— SET PROBLEM A —
In the passage on approximate MCMC algorithms, which program supported AD and YM?

— DOCUMENT PASSAGE —
Authors and Affiliations

Authors

Corresponding author

Correspondence to Andrew D. Davis.

Additional information

Publisher's Note

Springer Nature remains neutral with regard to jurisdictional claims in published maps and institutional affiliations.

AS was supported by NSERC. AD and YM were supported by the SciDAC program of the DOE Office of Advanced Scientific Computing Research.

Theoretical results

Theoretical results

We include all theoretical results from the paper. Throughout this section, we only deal with the case that the underlying proposal distribution \(q_{t}\) does not change with t. To deal with typical small adaptations, we believe that the following framework can be combined with, e.g., the approach of Roberts and Rosenthal (2007), but this would result in a significantly longer paper and these adaptations are not central to our approach.

General bounds on non-Markovian approximate MCMC algorithms

Proceeding more formally, let \(\{{\hat{X}}_t, {\hat{K}}_t, {\mathcal {F}}_t\}_{t \ge 0}\) be a triple satisfying:

  1. 1.

    \(\{{\hat{X}}_t\}_{t \ge 0}\) is a sequence of random variables on \({\mathbb {R}}^{d}\);

  2. 2.

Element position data
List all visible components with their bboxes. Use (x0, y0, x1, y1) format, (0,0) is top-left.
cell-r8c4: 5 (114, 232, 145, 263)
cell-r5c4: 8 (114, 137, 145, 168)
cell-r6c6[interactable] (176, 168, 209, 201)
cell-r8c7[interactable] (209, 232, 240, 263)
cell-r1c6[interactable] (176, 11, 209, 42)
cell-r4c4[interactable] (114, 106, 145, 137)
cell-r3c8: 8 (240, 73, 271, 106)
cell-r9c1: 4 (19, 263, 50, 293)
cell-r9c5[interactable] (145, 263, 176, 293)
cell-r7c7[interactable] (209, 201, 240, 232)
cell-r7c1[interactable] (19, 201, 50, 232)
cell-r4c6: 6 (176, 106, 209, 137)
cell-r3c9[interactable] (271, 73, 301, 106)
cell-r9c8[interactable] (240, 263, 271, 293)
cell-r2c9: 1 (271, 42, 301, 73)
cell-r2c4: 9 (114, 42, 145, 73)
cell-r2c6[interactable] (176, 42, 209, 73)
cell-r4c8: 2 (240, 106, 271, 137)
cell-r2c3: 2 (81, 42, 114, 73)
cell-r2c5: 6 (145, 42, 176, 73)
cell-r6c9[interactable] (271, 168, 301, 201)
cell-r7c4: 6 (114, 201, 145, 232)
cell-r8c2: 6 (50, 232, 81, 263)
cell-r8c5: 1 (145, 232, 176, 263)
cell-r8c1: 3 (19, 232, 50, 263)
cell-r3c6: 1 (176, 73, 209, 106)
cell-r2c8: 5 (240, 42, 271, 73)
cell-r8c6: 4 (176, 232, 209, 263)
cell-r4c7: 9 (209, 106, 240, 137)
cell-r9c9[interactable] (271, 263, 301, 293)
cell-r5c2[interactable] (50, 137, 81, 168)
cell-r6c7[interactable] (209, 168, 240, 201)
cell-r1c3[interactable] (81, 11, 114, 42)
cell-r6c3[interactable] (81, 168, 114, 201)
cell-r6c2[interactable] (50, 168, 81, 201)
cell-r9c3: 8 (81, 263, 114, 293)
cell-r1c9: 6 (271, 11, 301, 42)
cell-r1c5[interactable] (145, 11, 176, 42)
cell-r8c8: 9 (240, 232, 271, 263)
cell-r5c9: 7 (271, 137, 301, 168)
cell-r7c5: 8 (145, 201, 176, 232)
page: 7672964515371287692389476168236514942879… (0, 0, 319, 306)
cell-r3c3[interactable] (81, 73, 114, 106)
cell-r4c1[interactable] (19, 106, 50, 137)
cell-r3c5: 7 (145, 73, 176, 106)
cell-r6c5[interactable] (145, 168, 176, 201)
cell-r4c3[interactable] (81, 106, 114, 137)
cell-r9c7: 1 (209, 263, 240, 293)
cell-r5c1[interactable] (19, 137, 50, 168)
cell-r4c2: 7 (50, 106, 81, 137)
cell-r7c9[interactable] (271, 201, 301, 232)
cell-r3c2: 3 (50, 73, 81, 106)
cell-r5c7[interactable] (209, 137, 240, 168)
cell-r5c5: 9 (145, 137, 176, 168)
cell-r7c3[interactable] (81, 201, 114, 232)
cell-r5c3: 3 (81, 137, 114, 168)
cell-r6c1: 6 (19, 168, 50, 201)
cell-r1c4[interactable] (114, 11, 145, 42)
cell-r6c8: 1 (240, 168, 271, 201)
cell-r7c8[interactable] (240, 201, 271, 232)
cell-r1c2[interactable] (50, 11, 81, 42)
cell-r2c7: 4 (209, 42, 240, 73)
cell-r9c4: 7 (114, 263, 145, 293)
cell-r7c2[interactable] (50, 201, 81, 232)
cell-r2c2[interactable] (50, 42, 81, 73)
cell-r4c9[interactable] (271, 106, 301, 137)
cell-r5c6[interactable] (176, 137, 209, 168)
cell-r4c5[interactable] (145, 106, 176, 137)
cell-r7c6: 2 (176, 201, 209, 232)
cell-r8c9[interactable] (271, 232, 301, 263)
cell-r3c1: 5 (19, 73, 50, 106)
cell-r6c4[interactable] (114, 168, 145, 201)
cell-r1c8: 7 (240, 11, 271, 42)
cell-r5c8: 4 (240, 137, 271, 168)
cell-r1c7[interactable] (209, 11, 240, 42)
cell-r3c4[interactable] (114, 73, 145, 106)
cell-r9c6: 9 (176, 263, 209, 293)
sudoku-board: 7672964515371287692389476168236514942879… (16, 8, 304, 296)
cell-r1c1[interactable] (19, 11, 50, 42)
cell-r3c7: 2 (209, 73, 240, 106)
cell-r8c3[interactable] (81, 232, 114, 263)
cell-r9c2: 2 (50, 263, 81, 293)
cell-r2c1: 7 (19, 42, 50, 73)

— SET PROBLEM B —
Repeat the entries word for word, from their first line through the line with "cell-r1c6[interactable] (176, 11, 209, 42)", including both of those lines.

— FULL RESPONSE A —
The SciDAC program of the DOE Office of Advanced Scientific Computing Research.

— FULL RESPONSE B —
List all visible components with their bboxes. Use (x0, y0, x1, y1) format, (0,0) is top-left.
cell-r8c4: 5 (114, 232, 145, 263)
cell-r5c4: 8 (114, 137, 145, 168)
cell-r6c6[interactable] (176, 168, 209, 201)
cell-r8c7[interactable] (209, 232, 240, 263)
cell-r1c6[interactable] (176, 11, 209, 42)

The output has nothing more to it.